SUPPLIED MATERIAL start
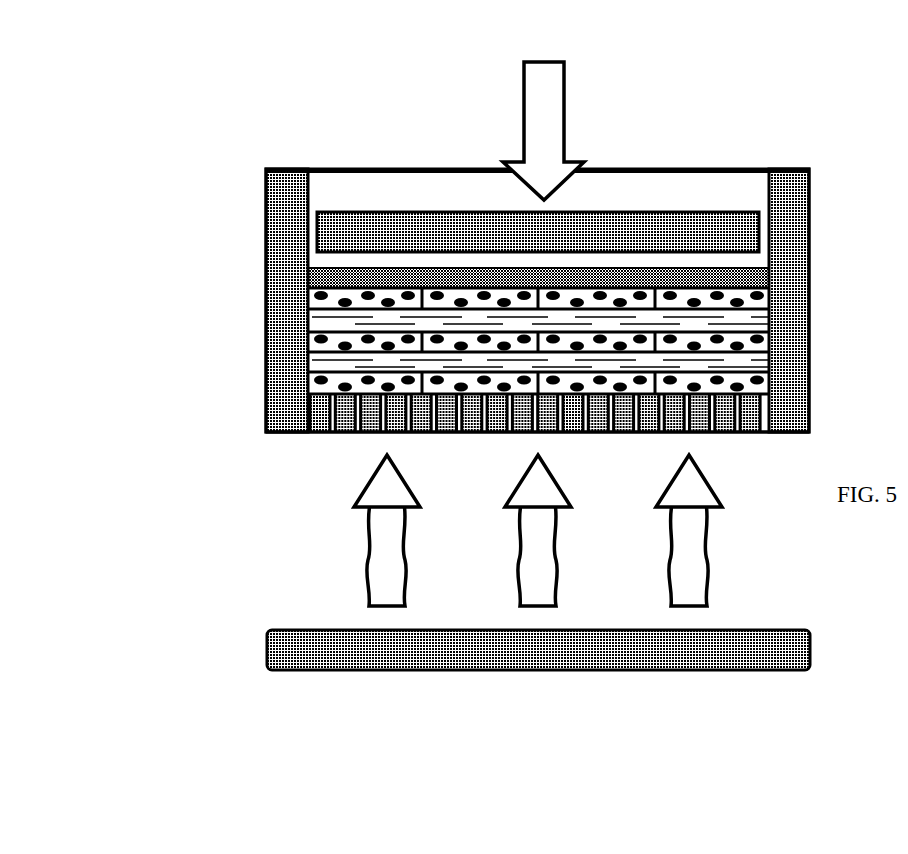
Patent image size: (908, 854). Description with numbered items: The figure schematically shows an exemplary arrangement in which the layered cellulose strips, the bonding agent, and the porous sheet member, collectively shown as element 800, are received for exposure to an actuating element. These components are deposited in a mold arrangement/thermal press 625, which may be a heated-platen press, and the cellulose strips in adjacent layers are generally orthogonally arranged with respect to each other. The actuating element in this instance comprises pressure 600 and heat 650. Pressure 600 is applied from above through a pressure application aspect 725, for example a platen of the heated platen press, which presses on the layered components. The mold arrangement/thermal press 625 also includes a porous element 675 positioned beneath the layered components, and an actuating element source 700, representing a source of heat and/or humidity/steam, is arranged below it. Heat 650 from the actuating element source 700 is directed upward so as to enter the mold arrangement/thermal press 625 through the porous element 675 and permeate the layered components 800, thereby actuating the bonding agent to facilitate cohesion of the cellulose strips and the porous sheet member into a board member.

The pressure 600 is at (512, 132).
The mold arrangement/thermal press 625 is at (224, 282).
The pressure application aspect 725 is at (619, 210).
The layered cellulose strips, bonding agent, and porous sheet member 800 is at (758, 322).
The porous element 675 is at (350, 435).
The heat 650 is at (344, 582).
The actuating element source 700 is at (250, 643).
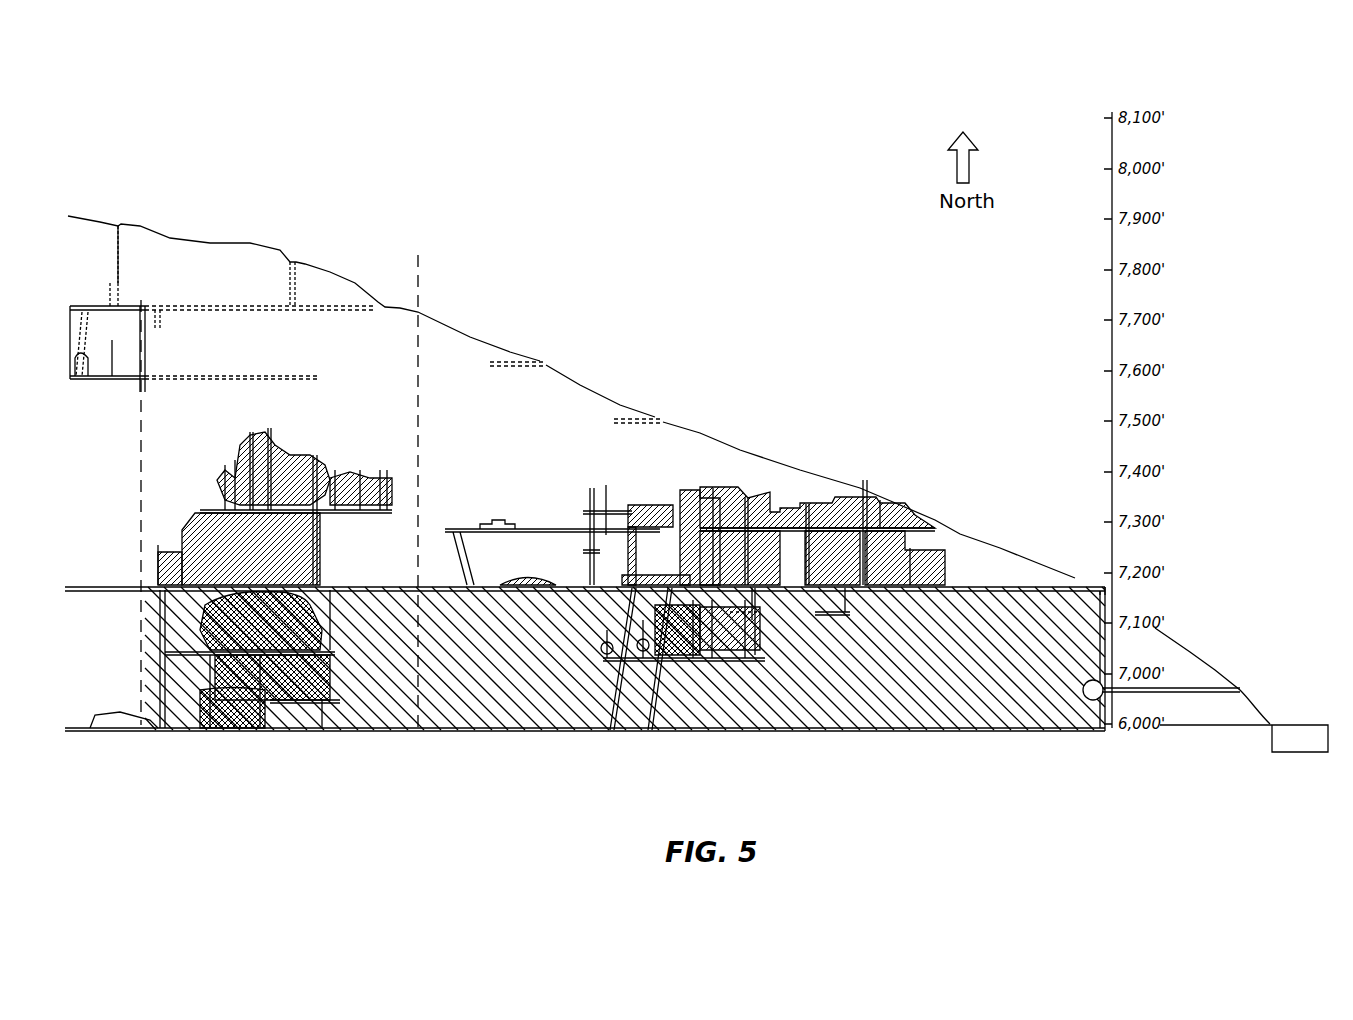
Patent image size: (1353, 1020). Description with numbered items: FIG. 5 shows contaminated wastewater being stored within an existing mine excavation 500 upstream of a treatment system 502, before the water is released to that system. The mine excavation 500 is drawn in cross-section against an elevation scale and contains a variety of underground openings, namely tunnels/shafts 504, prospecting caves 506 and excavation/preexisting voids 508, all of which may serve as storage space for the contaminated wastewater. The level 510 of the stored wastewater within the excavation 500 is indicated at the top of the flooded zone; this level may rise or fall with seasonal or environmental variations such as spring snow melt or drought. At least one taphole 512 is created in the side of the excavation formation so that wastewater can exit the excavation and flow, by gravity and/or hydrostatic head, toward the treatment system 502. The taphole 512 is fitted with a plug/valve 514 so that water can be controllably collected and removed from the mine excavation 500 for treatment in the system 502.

The existing mine excavation 500 is at (676, 250).
The treatment system 502 is at (1298, 752).
The tunnels/shafts 504 is at (863, 484).
The prospecting caves 506 is at (546, 363).
The excavation/preexisting voids 508 is at (891, 502).
The level of the contaminated wastewater 510 is at (1118, 593).
The taphole 512 is at (1243, 690).
The plug/valve 514 is at (1088, 680).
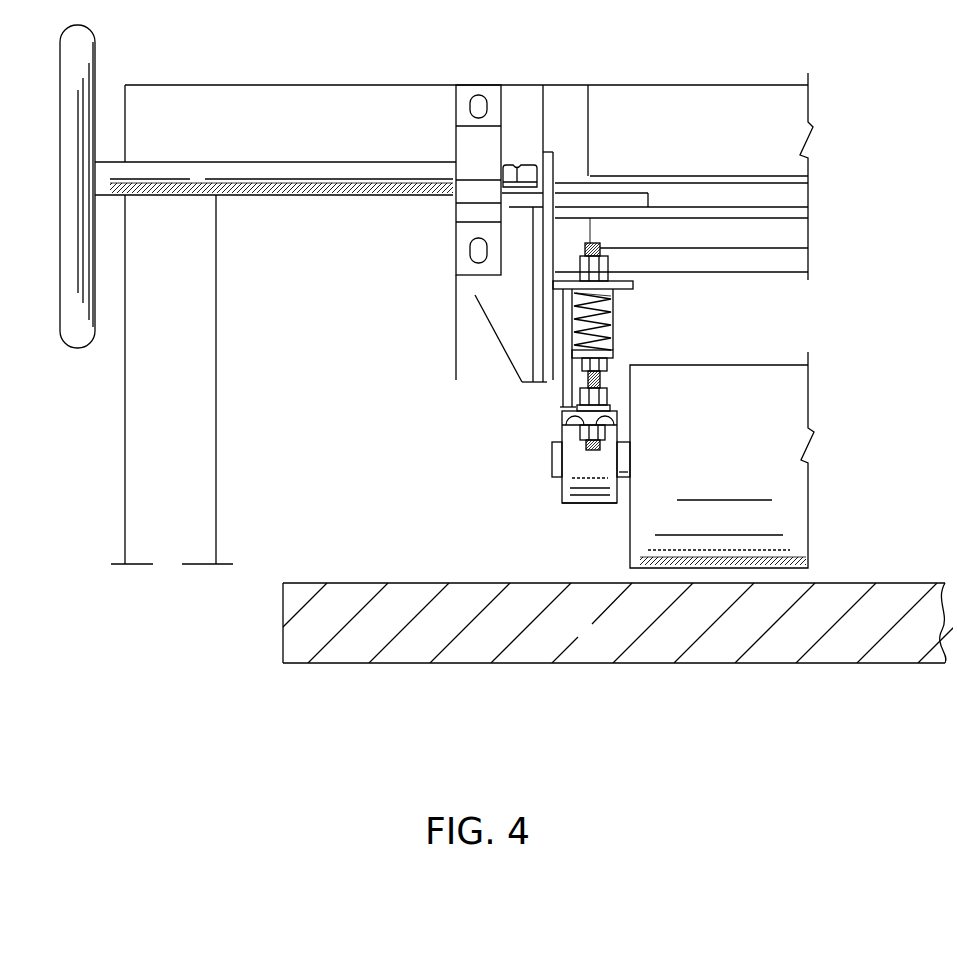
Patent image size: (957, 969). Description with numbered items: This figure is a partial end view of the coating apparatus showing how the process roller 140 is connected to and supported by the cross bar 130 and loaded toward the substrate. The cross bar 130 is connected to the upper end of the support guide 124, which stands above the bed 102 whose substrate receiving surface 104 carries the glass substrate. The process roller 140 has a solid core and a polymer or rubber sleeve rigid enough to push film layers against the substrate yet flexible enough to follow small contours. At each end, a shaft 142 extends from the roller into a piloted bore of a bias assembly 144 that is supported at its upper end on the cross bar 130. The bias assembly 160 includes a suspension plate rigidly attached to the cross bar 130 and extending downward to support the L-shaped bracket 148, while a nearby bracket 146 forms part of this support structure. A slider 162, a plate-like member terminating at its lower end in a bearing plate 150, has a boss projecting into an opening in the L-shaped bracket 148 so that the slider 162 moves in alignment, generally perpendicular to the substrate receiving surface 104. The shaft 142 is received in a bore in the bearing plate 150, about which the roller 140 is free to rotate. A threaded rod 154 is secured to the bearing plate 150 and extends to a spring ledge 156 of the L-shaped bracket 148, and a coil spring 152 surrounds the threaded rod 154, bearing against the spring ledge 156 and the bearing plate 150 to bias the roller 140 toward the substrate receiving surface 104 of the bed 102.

The bed 102 is at (585, 641).
The substrate receiving surface 104 is at (364, 583).
The support guide 124 is at (200, 392).
The cross bar 130 is at (378, 105).
The process roller 140 is at (793, 400).
The shaft 142 is at (558, 455).
The bias assembly 144 is at (494, 322).
The bracket 146 is at (463, 308).
The L-shaped bracket 148 is at (636, 285).
The bearing plate 150 is at (598, 504).
The coil spring 152 is at (615, 334).
The threaded rod 154 is at (572, 378).
The spring ledge 156 is at (617, 291).
The bias assembly 160 is at (653, 243).
The slider 162 is at (556, 396).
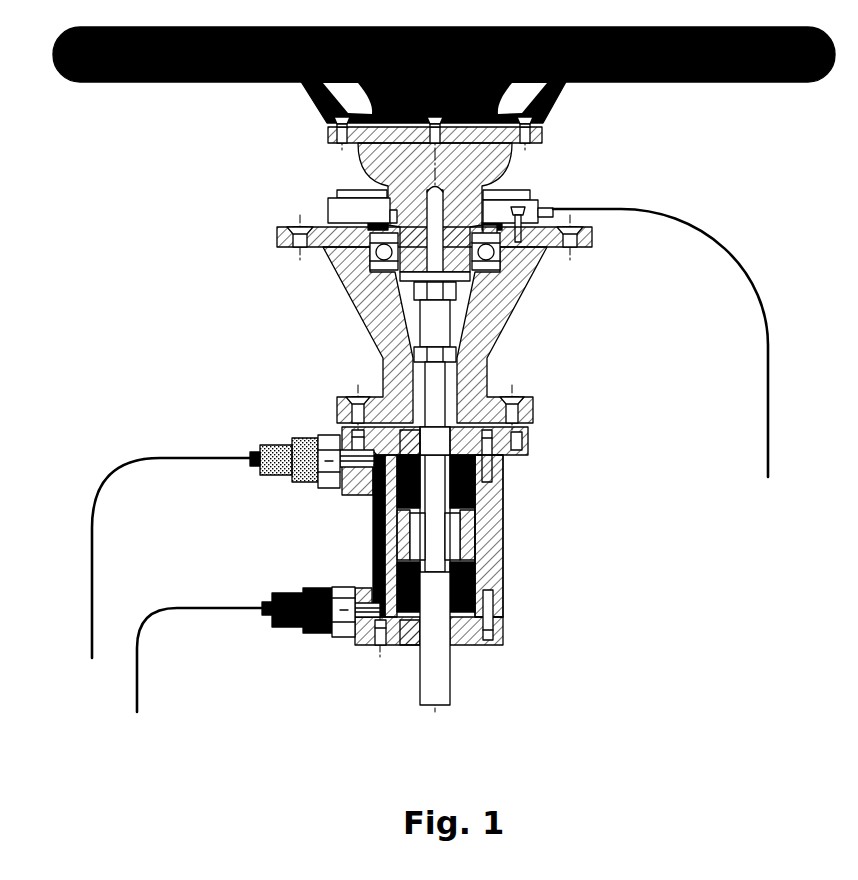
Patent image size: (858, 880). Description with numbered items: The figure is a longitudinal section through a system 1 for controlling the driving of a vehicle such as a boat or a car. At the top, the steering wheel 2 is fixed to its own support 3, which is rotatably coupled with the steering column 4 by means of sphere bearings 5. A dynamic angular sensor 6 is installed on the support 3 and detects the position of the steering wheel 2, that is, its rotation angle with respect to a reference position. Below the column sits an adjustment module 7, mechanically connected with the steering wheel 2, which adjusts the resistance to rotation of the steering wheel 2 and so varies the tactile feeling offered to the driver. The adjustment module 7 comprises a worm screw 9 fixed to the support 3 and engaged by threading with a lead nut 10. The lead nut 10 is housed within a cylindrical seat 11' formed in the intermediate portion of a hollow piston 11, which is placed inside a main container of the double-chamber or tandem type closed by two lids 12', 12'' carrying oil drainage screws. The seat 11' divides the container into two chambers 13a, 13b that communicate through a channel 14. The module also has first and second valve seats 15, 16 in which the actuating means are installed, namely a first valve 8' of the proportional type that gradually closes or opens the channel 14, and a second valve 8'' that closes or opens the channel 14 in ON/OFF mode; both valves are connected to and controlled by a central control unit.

The system 1 is at (155, 337).
The steering wheel 2 is at (185, 83).
The support 3 is at (497, 153).
The steering column 4 is at (512, 287).
The sphere bearings 5 is at (362, 275).
The dynamic angular sensor 6 is at (335, 208).
The adjustment module 7 is at (570, 562).
The first valve 8' is at (216, 522).
The second valve 8'' is at (246, 649).
The worm screw 9 is at (440, 393).
The lead nut 10 is at (457, 533).
The hollow piston 11 is at (491, 567).
The cylindrical seat 11' is at (496, 533).
The lid 12' is at (468, 454).
The lid 12'' is at (472, 616).
The chamber 13a is at (403, 423).
The chamber 13b is at (410, 647).
The channel 14 is at (372, 542).
The first valve seat 15 is at (373, 497).
The second valve seat 16 is at (372, 570).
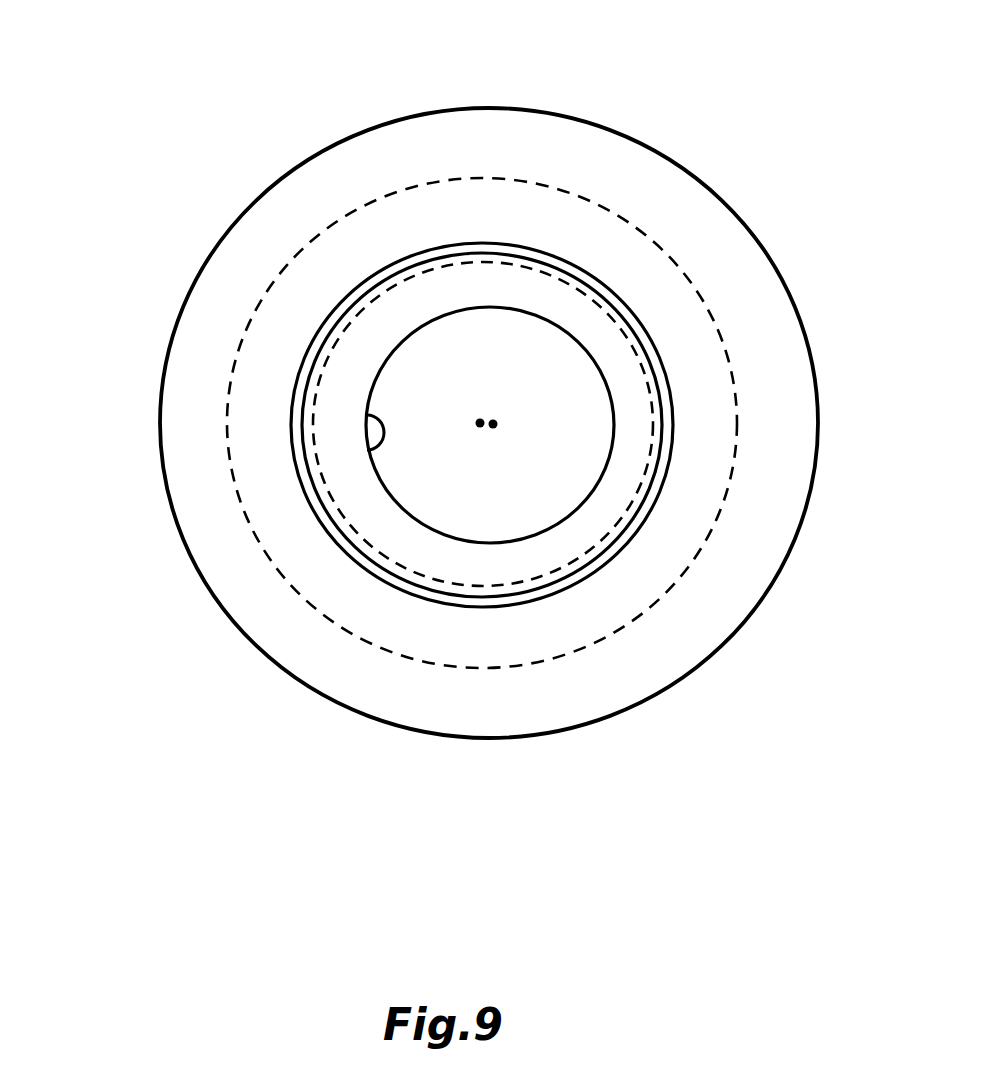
SUPPLIED MATERIAL end
• [TASK OBJECTIVE]:
Rewrite all the records above, replacing "Patent image size" with "Figure size" and leaving everything else unchanged. Omit the pictures from your answer.

• [TASK ANSWER]:
Figure size: (908, 854). Description with numbered items: The figure schematically shows an exemplary arrangement in which the layered cellulose strips, the bonding agent, and the porous sheet member, collectively shown as element 800, are received for exposure to an actuating element. These components are deposited in a mold arrangement/thermal press 625, which may be a heated-platen press, and the cellulose strips in adjacent layers are generally orthogonally arranged with respect to each other. The actuating element in this instance comprises pressure 600 and heat 650. Pressure 600 is applied from above through a pressure application aspect 725, for example a platen of the heated platen press, which presses on the layered components. The mold arrangement/thermal press 625 also includes a porous element 675 positioned beneath the layered components, and an actuating element source 700, representing a source of heat and/or humidity/steam, is arranged below it. Heat 650 from the actuating element source 700 is directed upward so as to enter the mold arrangement/thermal press 625 through the porous element 675 and permeate the layered components 800, thereby actuating the bonding agent to facilitate cohesion of the cellulose strips and the porous sheet member into a board member.

The pressure 600 is at (512, 132).
The mold arrangement/thermal press 625 is at (224, 282).
The pressure application aspect 725 is at (619, 210).
The layered cellulose strips, bonding agent, and porous sheet member 800 is at (758, 322).
The porous element 675 is at (350, 435).
The heat 650 is at (344, 582).
The actuating element source 700 is at (250, 643).
Figure size: (1353, 1020). Description with numbered items: FIG. 5 shows contaminated wastewater being stored within an existing mine excavation 500 upstream of a treatment system 502, before the water is released to that system. The mine excavation 500 is drawn in cross-section against an elevation scale and contains a variety of underground openings, namely tunnels/shafts 504, prospecting caves 506 and excavation/preexisting voids 508, all of which may serve as storage space for the contaminated wastewater. The level 510 of the stored wastewater within the excavation 500 is indicated at the top of the flooded zone; this level may rise or fall with seasonal or environmental variations such as spring snow melt or drought. At least one taphole 512 is created in the side of the excavation formation so that wastewater can exit the excavation and flow, by gravity and/or hydrostatic head, toward the treatment system 502. The taphole 512 is fitted with a plug/valve 514 so that water can be controllably collected and removed from the mine excavation 500 for treatment in the system 502.

The existing mine excavation 500 is at (676, 250).
The treatment system 502 is at (1298, 752).
The tunnels/shafts 504 is at (863, 484).
The prospecting caves 506 is at (546, 363).
The excavation/preexisting voids 508 is at (891, 502).
The level of the contaminated wastewater 510 is at (1118, 593).
The taphole 512 is at (1243, 690).
The plug/valve 514 is at (1088, 680).
Figure size: (957, 969). Description with numbered items: This figure is a partial end view of the coating apparatus showing how the process roller 140 is connected to and supported by the cross bar 130 and loaded toward the substrate. The cross bar 130 is connected to the upper end of the support guide 124, which stands above the bed 102 whose substrate receiving surface 104 carries the glass substrate. The process roller 140 has a solid core and a polymer or rubber sleeve rigid enough to push film layers against the substrate yet flexible enough to follow small contours. At each end, a shaft 142 extends from the roller into a piloted bore of a bias assembly 144 that is supported at its upper end on the cross bar 130. The bias assembly 160 includes a suspension plate rigidly attached to the cross bar 130 and extending downward to support the L-shaped bracket 148, while a nearby bracket 146 forms part of this support structure. A slider 162, a plate-like member terminating at its lower end in a bearing plate 150, has a boss projecting into an opening in the L-shaped bracket 148 so that the slider 162 moves in alignment, generally perpendicular to the substrate receiving surface 104. The shaft 142 is received in a bore in the bearing plate 150, about which the roller 140 is free to rotate. A threaded rod 154 is secured to the bearing plate 150 and extends to a spring ledge 156 of the L-shaped bracket 148, and a coil spring 152 surrounds the threaded rod 154, bearing against the spring ledge 156 and the bearing plate 150 to bias the roller 140 toward the substrate receiving surface 104 of the bed 102.

The bed 102 is at (585, 641).
The substrate receiving surface 104 is at (364, 583).
The support guide 124 is at (200, 392).
The cross bar 130 is at (378, 105).
The process roller 140 is at (793, 400).
The shaft 142 is at (558, 455).
The bias assembly 144 is at (494, 322).
The bracket 146 is at (463, 308).
The L-shaped bracket 148 is at (636, 285).
The bearing plate 150 is at (598, 504).
The coil spring 152 is at (615, 334).
The threaded rod 154 is at (572, 378).
The spring ledge 156 is at (617, 291).
The bias assembly 160 is at (653, 243).
The slider 162 is at (556, 396).
Figure size: (858, 880). Description with numbered items: The figure is a longitudinal section through a system 1 for controlling the driving of a vehicle such as a boat or a car. At the top, the steering wheel 2 is fixed to its own support 3, which is rotatably coupled with the steering column 4 by means of sphere bearings 5. A dynamic angular sensor 6 is installed on the support 3 and detects the position of the steering wheel 2, that is, its rotation angle with respect to a reference position. Below the column sits an adjustment module 7, mechanically connected with the steering wheel 2, which adjusts the resistance to rotation of the steering wheel 2 and so varies the tactile feeling offered to the driver. The adjustment module 7 comprises a worm screw 9 fixed to the support 3 and engaged by threading with a lead nut 10. The lead nut 10 is housed within a cylindrical seat 11' formed in the intermediate portion of a hollow piston 11, which is placed inside a main container of the double-chamber or tandem type closed by two lids 12', 12'' carrying oil drainage screws. The seat 11' divides the container into two chambers 13a, 13b that communicate through a channel 14. The module also has first and second valve seats 15, 16 in which the actuating means are installed, namely a first valve 8' of the proportional type that gradually closes or opens the channel 14, and a second valve 8'' that closes or opens the channel 14 in ON/OFF mode; both valves are connected to and controlled by a central control unit.

The system 1 is at (155, 337).
The steering wheel 2 is at (185, 83).
The support 3 is at (497, 153).
The steering column 4 is at (512, 287).
The sphere bearings 5 is at (362, 275).
The dynamic angular sensor 6 is at (335, 208).
The adjustment module 7 is at (570, 562).
The first valve 8' is at (216, 522).
The second valve 8'' is at (246, 649).
The worm screw 9 is at (440, 393).
The lead nut 10 is at (457, 533).
The hollow piston 11 is at (491, 567).
The cylindrical seat 11' is at (496, 533).
The lid 12' is at (468, 454).
The lid 12'' is at (472, 616).
The chamber 13a is at (403, 423).
The chamber 13b is at (410, 647).
The channel 14 is at (372, 542).
The first valve seat 15 is at (373, 497).
The second valve seat 16 is at (372, 570).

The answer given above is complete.